:: PROMPT ::
Restate the entries below word for word, omitting nothing.

Stored data entries:
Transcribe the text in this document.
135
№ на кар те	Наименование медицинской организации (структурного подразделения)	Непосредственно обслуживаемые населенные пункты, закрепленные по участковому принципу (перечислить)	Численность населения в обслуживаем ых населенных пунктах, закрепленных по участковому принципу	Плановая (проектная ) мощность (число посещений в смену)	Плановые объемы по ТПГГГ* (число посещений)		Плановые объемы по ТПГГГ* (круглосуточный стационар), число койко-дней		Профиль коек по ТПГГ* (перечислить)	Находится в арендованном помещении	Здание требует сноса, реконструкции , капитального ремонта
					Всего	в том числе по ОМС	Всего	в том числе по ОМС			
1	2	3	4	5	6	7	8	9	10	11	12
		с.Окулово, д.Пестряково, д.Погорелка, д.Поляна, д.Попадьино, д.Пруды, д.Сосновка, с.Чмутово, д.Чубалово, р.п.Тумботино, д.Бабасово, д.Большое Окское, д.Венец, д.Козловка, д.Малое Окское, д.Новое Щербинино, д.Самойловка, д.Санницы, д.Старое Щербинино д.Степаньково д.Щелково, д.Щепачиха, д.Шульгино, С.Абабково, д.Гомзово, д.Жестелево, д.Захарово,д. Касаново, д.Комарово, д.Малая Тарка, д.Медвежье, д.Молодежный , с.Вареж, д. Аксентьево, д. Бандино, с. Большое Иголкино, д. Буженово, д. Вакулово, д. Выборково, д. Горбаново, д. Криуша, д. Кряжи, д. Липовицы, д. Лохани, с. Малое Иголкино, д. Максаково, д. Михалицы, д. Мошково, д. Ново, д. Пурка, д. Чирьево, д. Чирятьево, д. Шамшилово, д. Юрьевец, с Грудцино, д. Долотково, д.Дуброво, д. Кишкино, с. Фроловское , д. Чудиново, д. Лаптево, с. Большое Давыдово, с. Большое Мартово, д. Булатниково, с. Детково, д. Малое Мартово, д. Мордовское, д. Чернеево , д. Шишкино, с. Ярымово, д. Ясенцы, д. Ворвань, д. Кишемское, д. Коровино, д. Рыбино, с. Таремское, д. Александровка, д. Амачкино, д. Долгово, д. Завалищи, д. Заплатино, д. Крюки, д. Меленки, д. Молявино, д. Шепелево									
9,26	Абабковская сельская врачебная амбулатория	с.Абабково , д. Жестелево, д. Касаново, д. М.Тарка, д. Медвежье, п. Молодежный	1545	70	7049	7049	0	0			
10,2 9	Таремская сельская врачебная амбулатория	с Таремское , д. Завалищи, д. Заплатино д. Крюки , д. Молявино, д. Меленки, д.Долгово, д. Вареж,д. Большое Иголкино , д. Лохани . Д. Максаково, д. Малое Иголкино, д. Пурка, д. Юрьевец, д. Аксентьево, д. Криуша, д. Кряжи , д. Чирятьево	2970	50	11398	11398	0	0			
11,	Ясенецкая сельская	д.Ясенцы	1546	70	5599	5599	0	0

:: EXERCISE RESPONSE ::
Transcribe the text in this document.
135
№ на кар те	Наименование медицинской организации (структурного подразделения)	Непосредственно обслуживаемые населенные пункты, закрепленные по участковому принципу (перечислить)	Численность населения в обслуживаем ых населенных пунктах, закрепленных по участковому принципу	Плановая (проектная ) мощность (число посещений в смену)	Плановые объемы по ТПГГГ* (число посещений)		Плановые объемы по ТПГГГ* (круглосуточный стационар), число койко-дней		Профиль коек по ТПГГ* (перечислить)	Находится в арендованном помещении	Здание требует сноса, реконструкции , капитального ремонта
					Всего	в том числе по ОМС	Всего	в том числе по ОМС			
1	2	3	4	5	6	7	8	9	10	11	12
		с.Окулово, д.Пестряково, д.Погорелка, д.Поляна, д.Попадьино, д.Пруды, д.Сосновка, с.Чмутово, д.Чубалово, р.п.Тумботино, д.Бабасово, д.Большое Окское, д.Венец, д.Козловка, д.Малое Окское, д.Новое Щербинино, д.Самойловка, д.Санницы, д.Старое Щербинино д.Степаньково д.Щелково, д.Щепачиха, д.Шульгино, С.Абабково, д.Гомзово, д.Жестелево, д.Захарово,д. Касаново, д.Комарово, д.Малая Тарка, д.Медвежье, д.Молодежный , с.Вареж, д. Аксентьево, д. Бандино, с. Большое Иголкино, д. Буженово, д. Вакулово, д. Выборково, д. Горбаново, д. Криуша, д. Кряжи, д. Липовицы, д. Лохани, с. Малое Иголкино, д. Максаково, д. Михалицы, д. Мошково, д. Ново, д. Пурка, д. Чирьево, д. Чирятьево, д. Шамшилово, д. Юрьевец, с Грудцино, д. Долотково, д.Дуброво, д. Кишкино, с. Фроловское , д. Чудиново, д. Лаптево, с. Большое Давыдово, с. Большое Мартово, д. Булатниково, с. Детково, д. Малое Мартово, д. Мордовское, д. Чернеево , д. Шишкино, с. Ярымово, д. Ясенцы, д. Ворвань, д. Кишемское, д. Коровино, д. Рыбино, с. Таремское, д. Александровка, д. Амачкино, д. Долгово, д. Завалищи, д. Заплатино, д. Крюки, д. Меленки, д. Молявино, д. Шепелево									
9,26	Абабковская сельская врачебная амбулатория	с.Абабково , д. Жестелево, д. Касаново, д. М.Тарка, д. Медвежье, п. Молодежный	1545	70	7049	7049	0	0			
10,2 9	Таремская сельская врачебная амбулатория	с Таремское , д. Завалищи, д. Заплатино д. Крюки , д. Молявино, д. Меленки, д.Долгово, д. Вареж,д. Большое Иголкино , д. Лохани . Д. Максаково, д. Малое Иголкино, д. Пурка, д. Юрьевец, д. Аксентьево, д. Криуша, д. Кряжи , д. Чирятьево	2970	50	11398	11398	0	0			
11,	Ясенецкая сельская	д.Ясенцы	1546	70	5599	5599	0	0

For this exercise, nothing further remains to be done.